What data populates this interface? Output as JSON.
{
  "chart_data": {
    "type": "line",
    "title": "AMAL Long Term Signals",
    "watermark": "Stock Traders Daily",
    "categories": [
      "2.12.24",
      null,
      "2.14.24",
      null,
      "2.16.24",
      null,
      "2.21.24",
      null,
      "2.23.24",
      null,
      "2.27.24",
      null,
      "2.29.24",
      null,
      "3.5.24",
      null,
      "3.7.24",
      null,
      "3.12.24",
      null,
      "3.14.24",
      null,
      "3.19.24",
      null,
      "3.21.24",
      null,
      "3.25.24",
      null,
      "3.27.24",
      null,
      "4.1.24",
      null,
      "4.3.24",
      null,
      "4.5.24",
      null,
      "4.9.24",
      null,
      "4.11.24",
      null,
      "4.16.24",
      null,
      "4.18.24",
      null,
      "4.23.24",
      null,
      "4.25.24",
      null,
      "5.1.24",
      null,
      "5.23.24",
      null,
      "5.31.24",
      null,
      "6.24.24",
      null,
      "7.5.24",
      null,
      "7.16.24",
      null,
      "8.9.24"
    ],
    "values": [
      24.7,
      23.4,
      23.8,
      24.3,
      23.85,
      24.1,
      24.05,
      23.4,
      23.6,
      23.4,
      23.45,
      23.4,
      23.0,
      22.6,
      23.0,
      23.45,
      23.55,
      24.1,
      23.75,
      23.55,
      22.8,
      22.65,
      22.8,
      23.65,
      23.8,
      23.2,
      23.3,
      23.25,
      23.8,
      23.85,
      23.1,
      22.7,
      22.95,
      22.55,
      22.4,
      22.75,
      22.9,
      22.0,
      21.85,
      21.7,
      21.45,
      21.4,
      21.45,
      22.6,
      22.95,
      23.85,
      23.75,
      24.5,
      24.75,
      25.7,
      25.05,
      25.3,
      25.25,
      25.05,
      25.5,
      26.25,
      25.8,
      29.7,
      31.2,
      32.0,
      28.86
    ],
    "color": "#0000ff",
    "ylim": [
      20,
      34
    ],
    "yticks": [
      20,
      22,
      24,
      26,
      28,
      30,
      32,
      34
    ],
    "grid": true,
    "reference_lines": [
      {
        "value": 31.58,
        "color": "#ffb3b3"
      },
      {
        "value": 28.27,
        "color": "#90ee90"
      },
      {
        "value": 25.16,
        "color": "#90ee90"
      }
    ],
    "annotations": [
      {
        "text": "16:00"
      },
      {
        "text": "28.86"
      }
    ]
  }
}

_Written instruction_.
Reproduce the records above exactly as they appear.

_Answer to the task_.
What data populates this interface? Output as JSON.
{
  "chart_data": {
    "type": "line",
    "title": "AMAL Long Term Signals",
    "watermark": "Stock Traders Daily",
    "categories": [
      "2.12.24",
      null,
      "2.14.24",
      null,
      "2.16.24",
      null,
      "2.21.24",
      null,
      "2.23.24",
      null,
      "2.27.24",
      null,
      "2.29.24",
      null,
      "3.5.24",
      null,
      "3.7.24",
      null,
      "3.12.24",
      null,
      "3.14.24",
      null,
      "3.19.24",
      null,
      "3.21.24",
      null,
      "3.25.24",
      null,
      "3.27.24",
      null,
      "4.1.24",
      null,
      "4.3.24",
      null,
      "4.5.24",
      null,
      "4.9.24",
      null,
      "4.11.24",
      null,
      "4.16.24",
      null,
      "4.18.24",
      null,
      "4.23.24",
      null,
      "4.25.24",
      null,
      "5.1.24",
      null,
      "5.23.24",
      null,
      "5.31.24",
      null,
      "6.24.24",
      null,
      "7.5.24",
      null,
      "7.16.24",
      null,
      "8.9.24"
    ],
    "values": [
      24.7,
      23.4,
      23.8,
      24.3,
      23.85,
      24.1,
      24.05,
      23.4,
      23.6,
      23.4,
      23.45,
      23.4,
      23.0,
      22.6,
      23.0,
      23.45,
      23.55,
      24.1,
      23.75,
      23.55,
      22.8,
      22.65,
      22.8,
      23.65,
      23.8,
      23.2,
      23.3,
      23.25,
      23.8,
      23.85,
      23.1,
      22.7,
      22.95,
      22.55,
      22.4,
      22.75,
      22.9,
      22.0,
      21.85,
      21.7,
      21.45,
      21.4,
      21.45,
      22.6,
      22.95,
      23.85,
      23.75,
      24.5,
      24.75,
      25.7,
      25.05,
      25.3,
      25.25,
      25.05,
      25.5,
      26.25,
      25.8,
      29.7,
      31.2,
      32.0,
      28.86
    ],
    "color": "#0000ff",
    "ylim": [
      20,
      34
    ],
    "yticks": [
      20,
      22,
      24,
      26,
      28,
      30,
      32,
      34
    ],
    "grid": true,
    "reference_lines": [
      {
        "value": 31.58,
        "color": "#ffb3b3"
      },
      {
        "value": 28.27,
        "color": "#90ee90"
      },
      {
        "value": 25.16,
        "color": "#90ee90"
      }
    ],
    "annotations": [
      {
        "text": "16:00"
      },
      {
        "text": "28.86"
      }
    ]
  }
}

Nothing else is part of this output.